— BEGIN Items —
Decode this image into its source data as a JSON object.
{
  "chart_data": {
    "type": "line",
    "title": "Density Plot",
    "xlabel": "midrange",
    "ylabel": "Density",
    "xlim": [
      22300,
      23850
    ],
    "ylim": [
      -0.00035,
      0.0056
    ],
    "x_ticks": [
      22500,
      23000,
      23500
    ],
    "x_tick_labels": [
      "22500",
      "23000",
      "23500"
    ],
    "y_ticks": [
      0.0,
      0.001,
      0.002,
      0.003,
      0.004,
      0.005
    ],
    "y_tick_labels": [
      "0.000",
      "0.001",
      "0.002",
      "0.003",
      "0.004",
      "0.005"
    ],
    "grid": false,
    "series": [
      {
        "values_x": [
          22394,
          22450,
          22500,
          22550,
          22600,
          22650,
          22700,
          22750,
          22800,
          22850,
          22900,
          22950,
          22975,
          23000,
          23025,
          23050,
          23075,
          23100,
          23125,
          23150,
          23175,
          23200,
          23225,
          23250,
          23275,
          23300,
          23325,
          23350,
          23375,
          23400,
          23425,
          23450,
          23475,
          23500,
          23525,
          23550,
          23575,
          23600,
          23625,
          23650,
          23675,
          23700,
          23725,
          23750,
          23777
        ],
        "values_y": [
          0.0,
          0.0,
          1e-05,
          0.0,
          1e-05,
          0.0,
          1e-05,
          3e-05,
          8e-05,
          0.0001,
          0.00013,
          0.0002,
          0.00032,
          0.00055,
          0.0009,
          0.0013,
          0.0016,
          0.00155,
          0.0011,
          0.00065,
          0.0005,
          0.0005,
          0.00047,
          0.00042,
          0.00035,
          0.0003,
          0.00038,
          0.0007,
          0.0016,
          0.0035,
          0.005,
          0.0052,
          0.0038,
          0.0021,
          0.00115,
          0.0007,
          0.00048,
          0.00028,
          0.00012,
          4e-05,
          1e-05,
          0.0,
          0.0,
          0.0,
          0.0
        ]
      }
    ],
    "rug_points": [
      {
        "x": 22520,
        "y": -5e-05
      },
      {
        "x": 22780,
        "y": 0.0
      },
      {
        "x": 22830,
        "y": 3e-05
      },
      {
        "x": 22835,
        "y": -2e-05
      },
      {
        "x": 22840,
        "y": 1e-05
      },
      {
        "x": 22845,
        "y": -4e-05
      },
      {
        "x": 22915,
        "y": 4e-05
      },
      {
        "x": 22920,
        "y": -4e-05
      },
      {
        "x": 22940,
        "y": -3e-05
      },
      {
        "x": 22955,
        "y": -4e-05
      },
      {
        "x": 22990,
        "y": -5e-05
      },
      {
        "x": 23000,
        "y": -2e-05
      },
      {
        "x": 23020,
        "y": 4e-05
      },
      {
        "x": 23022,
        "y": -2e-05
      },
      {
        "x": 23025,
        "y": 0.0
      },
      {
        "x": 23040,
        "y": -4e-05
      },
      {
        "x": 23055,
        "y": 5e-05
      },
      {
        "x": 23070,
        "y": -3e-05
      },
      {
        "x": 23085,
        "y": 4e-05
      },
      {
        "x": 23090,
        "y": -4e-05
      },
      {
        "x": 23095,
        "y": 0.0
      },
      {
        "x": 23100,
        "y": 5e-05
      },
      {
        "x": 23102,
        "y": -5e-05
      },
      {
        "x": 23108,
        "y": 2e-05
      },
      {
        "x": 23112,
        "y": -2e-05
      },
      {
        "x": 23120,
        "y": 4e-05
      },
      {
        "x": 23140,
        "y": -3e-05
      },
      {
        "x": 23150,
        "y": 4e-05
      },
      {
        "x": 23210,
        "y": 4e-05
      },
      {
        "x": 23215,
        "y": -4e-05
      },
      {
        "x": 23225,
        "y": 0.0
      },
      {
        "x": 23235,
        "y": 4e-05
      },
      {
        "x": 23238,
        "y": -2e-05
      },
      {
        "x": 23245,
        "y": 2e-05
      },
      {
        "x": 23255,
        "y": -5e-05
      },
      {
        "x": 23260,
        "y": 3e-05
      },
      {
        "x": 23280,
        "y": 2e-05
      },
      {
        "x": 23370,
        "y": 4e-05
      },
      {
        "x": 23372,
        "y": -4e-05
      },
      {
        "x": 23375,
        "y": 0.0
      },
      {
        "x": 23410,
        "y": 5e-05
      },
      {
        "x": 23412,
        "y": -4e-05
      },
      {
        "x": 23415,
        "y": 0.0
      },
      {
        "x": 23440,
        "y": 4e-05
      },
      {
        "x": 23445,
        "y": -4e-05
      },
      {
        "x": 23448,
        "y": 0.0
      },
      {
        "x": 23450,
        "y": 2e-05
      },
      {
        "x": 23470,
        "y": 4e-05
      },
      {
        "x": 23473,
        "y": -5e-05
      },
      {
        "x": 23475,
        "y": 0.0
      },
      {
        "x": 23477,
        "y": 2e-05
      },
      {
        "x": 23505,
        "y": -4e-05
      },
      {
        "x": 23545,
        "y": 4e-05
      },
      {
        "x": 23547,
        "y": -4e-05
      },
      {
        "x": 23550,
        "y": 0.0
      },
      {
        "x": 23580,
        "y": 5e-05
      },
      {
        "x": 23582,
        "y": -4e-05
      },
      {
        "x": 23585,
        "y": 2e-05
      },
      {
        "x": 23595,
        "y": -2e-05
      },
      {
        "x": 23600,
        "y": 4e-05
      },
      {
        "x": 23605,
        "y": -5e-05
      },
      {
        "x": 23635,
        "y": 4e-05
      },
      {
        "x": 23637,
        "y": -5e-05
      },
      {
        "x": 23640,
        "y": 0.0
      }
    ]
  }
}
— END Items —
Task prompt ▸ Produce a verbatim transcription of the entries above.

Reply to the task ▸
Decode this image into its source data as a JSON object.
{
  "chart_data": {
    "type": "line",
    "title": "Density Plot",
    "xlabel": "midrange",
    "ylabel": "Density",
    "xlim": [
      22300,
      23850
    ],
    "ylim": [
      -0.00035,
      0.0056
    ],
    "x_ticks": [
      22500,
      23000,
      23500
    ],
    "x_tick_labels": [
      "22500",
      "23000",
      "23500"
    ],
    "y_ticks": [
      0.0,
      0.001,
      0.002,
      0.003,
      0.004,
      0.005
    ],
    "y_tick_labels": [
      "0.000",
      "0.001",
      "0.002",
      "0.003",
      "0.004",
      "0.005"
    ],
    "grid": false,
    "series": [
      {
        "values_x": [
          22394,
          22450,
          22500,
          22550,
          22600,
          22650,
          22700,
          22750,
          22800,
          22850,
          22900,
          22950,
          22975,
          23000,
          23025,
          23050,
          23075,
          23100,
          23125,
          23150,
          23175,
          23200,
          23225,
          23250,
          23275,
          23300,
          23325,
          23350,
          23375,
          23400,
          23425,
          23450,
          23475,
          23500,
          23525,
          23550,
          23575,
          23600,
          23625,
          23650,
          23675,
          23700,
          23725,
          23750,
          23777
        ],
        "values_y": [
          0.0,
          0.0,
          1e-05,
          0.0,
          1e-05,
          0.0,
          1e-05,
          3e-05,
          8e-05,
          0.0001,
          0.00013,
          0.0002,
          0.00032,
          0.00055,
          0.0009,
          0.0013,
          0.0016,
          0.00155,
          0.0011,
          0.00065,
          0.0005,
          0.0005,
          0.00047,
          0.00042,
          0.00035,
          0.0003,
          0.00038,
          0.0007,
          0.0016,
          0.0035,
          0.005,
          0.0052,
          0.0038,
          0.0021,
          0.00115,
          0.0007,
          0.00048,
          0.00028,
          0.00012,
          4e-05,
          1e-05,
          0.0,
          0.0,
          0.0,
          0.0
        ]
      }
    ],
    "rug_points": [
      {
        "x": 22520,
        "y": -5e-05
      },
      {
        "x": 22780,
        "y": 0.0
      },
      {
        "x": 22830,
        "y": 3e-05
      },
      {
        "x": 22835,
        "y": -2e-05
      },
      {
        "x": 22840,
        "y": 1e-05
      },
      {
        "x": 22845,
        "y": -4e-05
      },
      {
        "x": 22915,
        "y": 4e-05
      },
      {
        "x": 22920,
        "y": -4e-05
      },
      {
        "x": 22940,
        "y": -3e-05
      },
      {
        "x": 22955,
        "y": -4e-05
      },
      {
        "x": 22990,
        "y": -5e-05
      },
      {
        "x": 23000,
        "y": -2e-05
      },
      {
        "x": 23020,
        "y": 4e-05
      },
      {
        "x": 23022,
        "y": -2e-05
      },
      {
        "x": 23025,
        "y": 0.0
      },
      {
        "x": 23040,
        "y": -4e-05
      },
      {
        "x": 23055,
        "y": 5e-05
      },
      {
        "x": 23070,
        "y": -3e-05
      },
      {
        "x": 23085,
        "y": 4e-05
      },
      {
        "x": 23090,
        "y": -4e-05
      },
      {
        "x": 23095,
        "y": 0.0
      },
      {
        "x": 23100,
        "y": 5e-05
      },
      {
        "x": 23102,
        "y": -5e-05
      },
      {
        "x": 23108,
        "y": 2e-05
      },
      {
        "x": 23112,
        "y": -2e-05
      },
      {
        "x": 23120,
        "y": 4e-05
      },
      {
        "x": 23140,
        "y": -3e-05
      },
      {
        "x": 23150,
        "y": 4e-05
      },
      {
        "x": 23210,
        "y": 4e-05
      },
      {
        "x": 23215,
        "y": -4e-05
      },
      {
        "x": 23225,
        "y": 0.0
      },
      {
        "x": 23235,
        "y": 4e-05
      },
      {
        "x": 23238,
        "y": -2e-05
      },
      {
        "x": 23245,
        "y": 2e-05
      },
      {
        "x": 23255,
        "y": -5e-05
      },
      {
        "x": 23260,
        "y": 3e-05
      },
      {
        "x": 23280,
        "y": 2e-05
      },
      {
        "x": 23370,
        "y": 4e-05
      },
      {
        "x": 23372,
        "y": -4e-05
      },
      {
        "x": 23375,
        "y": 0.0
      },
      {
        "x": 23410,
        "y": 5e-05
      },
      {
        "x": 23412,
        "y": -4e-05
      },
      {
        "x": 23415,
        "y": 0.0
      },
      {
        "x": 23440,
        "y": 4e-05
      },
      {
        "x": 23445,
        "y": -4e-05
      },
      {
        "x": 23448,
        "y": 0.0
      },
      {
        "x": 23450,
        "y": 2e-05
      },
      {
        "x": 23470,
        "y": 4e-05
      },
      {
        "x": 23473,
        "y": -5e-05
      },
      {
        "x": 23475,
        "y": 0.0
      },
      {
        "x": 23477,
        "y": 2e-05
      },
      {
        "x": 23505,
        "y": -4e-05
      },
      {
        "x": 23545,
        "y": 4e-05
      },
      {
        "x": 23547,
        "y": -4e-05
      },
      {
        "x": 23550,
        "y": 0.0
      },
      {
        "x": 23580,
        "y": 5e-05
      },
      {
        "x": 23582,
        "y": -4e-05
      },
      {
        "x": 23585,
        "y": 2e-05
      },
      {
        "x": 23595,
        "y": -2e-05
      },
      {
        "x": 23600,
        "y": 4e-05
      },
      {
        "x": 23605,
        "y": -5e-05
      },
      {
        "x": 23635,
        "y": 4e-05
      },
      {
        "x": 23637,
        "y": -5e-05
      },
      {
        "x": 23640,
        "y": 0.0
      }
    ]
  }
}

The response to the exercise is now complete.